◆ Items from a dataset ◆
((

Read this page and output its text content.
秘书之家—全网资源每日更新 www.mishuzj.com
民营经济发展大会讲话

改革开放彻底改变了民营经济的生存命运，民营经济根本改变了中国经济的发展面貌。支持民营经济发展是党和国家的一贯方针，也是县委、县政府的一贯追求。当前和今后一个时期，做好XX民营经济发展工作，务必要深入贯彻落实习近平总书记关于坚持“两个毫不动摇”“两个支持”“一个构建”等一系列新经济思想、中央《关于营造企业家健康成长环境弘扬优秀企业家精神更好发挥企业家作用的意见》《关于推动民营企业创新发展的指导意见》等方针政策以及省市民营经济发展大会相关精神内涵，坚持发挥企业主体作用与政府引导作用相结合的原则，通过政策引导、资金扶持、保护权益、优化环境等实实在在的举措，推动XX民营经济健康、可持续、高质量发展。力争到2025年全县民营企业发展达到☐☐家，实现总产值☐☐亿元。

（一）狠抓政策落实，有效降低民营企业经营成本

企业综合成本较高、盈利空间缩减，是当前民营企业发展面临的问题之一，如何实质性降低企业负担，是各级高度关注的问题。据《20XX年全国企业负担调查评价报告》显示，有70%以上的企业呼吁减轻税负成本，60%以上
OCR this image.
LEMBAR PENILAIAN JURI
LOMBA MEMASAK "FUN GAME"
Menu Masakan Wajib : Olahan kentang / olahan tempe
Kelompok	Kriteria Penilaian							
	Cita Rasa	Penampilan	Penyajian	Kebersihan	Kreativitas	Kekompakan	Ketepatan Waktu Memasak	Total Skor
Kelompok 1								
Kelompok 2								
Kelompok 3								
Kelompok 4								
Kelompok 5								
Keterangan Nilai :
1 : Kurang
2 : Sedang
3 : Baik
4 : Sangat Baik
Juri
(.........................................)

))

◆ Exercise ◆
Set down the entries verbatim, leaving none out.

◆ Right answer ◆
Read this page and output its text content.
秘书之家—全网资源每日更新 www.mishuzj.com
民营经济发展大会讲话

改革开放彻底改变了民营经济的生存命运，民营经济根本改变了中国经济的发展面貌。支持民营经济发展是党和国家的一贯方针，也是县委、县政府的一贯追求。当前和今后一个时期，做好XX民营经济发展工作，务必要深入贯彻落实习近平总书记关于坚持“两个毫不动摇”“两个支持”“一个构建”等一系列新经济思想、中央《关于营造企业家健康成长环境弘扬优秀企业家精神更好发挥企业家作用的意见》《关于推动民营企业创新发展的指导意见》等方针政策以及省市民营经济发展大会相关精神内涵，坚持发挥企业主体作用与政府引导作用相结合的原则，通过政策引导、资金扶持、保护权益、优化环境等实实在在的举措，推动XX民营经济健康、可持续、高质量发展。力争到2025年全县民营企业发展达到☐☐家，实现总产值☐☐亿元。

（一）狠抓政策落实，有效降低民营企业经营成本

企业综合成本较高、盈利空间缩减，是当前民营企业发展面临的问题之一，如何实质性降低企业负担，是各级高度关注的问题。据《20XX年全国企业负担调查评价报告》显示，有70%以上的企业呼吁减轻税负成本，60%以上
OCR this image.
LEMBAR PENILAIAN JURI
LOMBA MEMASAK "FUN GAME"
Menu Masakan Wajib : Olahan kentang / olahan tempe
Kelompok	Kriteria Penilaian							
	Cita Rasa	Penampilan	Penyajian	Kebersihan	Kreativitas	Kekompakan	Ketepatan Waktu Memasak	Total Skor
Kelompok 1								
Kelompok 2								
Kelompok 3								
Kelompok 4								
Kelompok 5								
Keterangan Nilai :
1 : Kurang
2 : Sedang
3 : Baik
4 : Sangat Baik
Juri
(.........................................)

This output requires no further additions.